Data for processing:
----------
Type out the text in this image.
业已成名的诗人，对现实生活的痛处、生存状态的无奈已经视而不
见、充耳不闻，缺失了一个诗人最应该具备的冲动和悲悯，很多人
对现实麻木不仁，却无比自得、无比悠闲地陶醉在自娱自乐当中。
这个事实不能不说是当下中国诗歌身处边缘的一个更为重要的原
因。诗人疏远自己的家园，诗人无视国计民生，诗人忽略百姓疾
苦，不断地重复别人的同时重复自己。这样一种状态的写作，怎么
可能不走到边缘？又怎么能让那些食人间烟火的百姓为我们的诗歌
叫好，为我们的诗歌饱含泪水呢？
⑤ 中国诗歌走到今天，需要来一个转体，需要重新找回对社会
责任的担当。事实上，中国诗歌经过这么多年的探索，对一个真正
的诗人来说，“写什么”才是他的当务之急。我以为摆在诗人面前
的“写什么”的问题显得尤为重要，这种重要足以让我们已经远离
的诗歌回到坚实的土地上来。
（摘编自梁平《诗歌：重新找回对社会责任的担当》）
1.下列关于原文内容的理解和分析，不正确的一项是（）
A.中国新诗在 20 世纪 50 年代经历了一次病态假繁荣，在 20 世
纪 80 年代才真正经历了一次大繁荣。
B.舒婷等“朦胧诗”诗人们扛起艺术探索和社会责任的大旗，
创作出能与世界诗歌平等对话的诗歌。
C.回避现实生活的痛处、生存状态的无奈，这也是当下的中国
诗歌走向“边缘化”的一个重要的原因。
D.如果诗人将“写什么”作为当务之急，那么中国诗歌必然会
----------
Problem details:
Recopy all the lines exactly as they appear.

Full answer:
Type out the text in this image.
业已成名的诗人，对现实生活的痛处、生存状态的无奈已经视而不
见、充耳不闻，缺失了一个诗人最应该具备的冲动和悲悯，很多人
对现实麻木不仁，却无比自得、无比悠闲地陶醉在自娱自乐当中。
这个事实不能不说是当下中国诗歌身处边缘的一个更为重要的原
因。诗人疏远自己的家园，诗人无视国计民生，诗人忽略百姓疾
苦，不断地重复别人的同时重复自己。这样一种状态的写作，怎么
可能不走到边缘？又怎么能让那些食人间烟火的百姓为我们的诗歌
叫好，为我们的诗歌饱含泪水呢？
⑤ 中国诗歌走到今天，需要来一个转体，需要重新找回对社会
责任的担当。事实上，中国诗歌经过这么多年的探索，对一个真正
的诗人来说，“写什么”才是他的当务之急。我以为摆在诗人面前
的“写什么”的问题显得尤为重要，这种重要足以让我们已经远离
的诗歌回到坚实的土地上来。
（摘编自梁平《诗歌：重新找回对社会责任的担当》）
1.下列关于原文内容的理解和分析，不正确的一项是（）
A.中国新诗在 20 世纪 50 年代经历了一次病态假繁荣，在 20 世
纪 80 年代才真正经历了一次大繁荣。
B.舒婷等“朦胧诗”诗人们扛起艺术探索和社会责任的大旗，
创作出能与世界诗歌平等对话的诗歌。
C.回避现实生活的痛处、生存状态的无奈，这也是当下的中国
诗歌走向“边缘化”的一个重要的原因。
D.如果诗人将“写什么”作为当务之急，那么中国诗歌必然会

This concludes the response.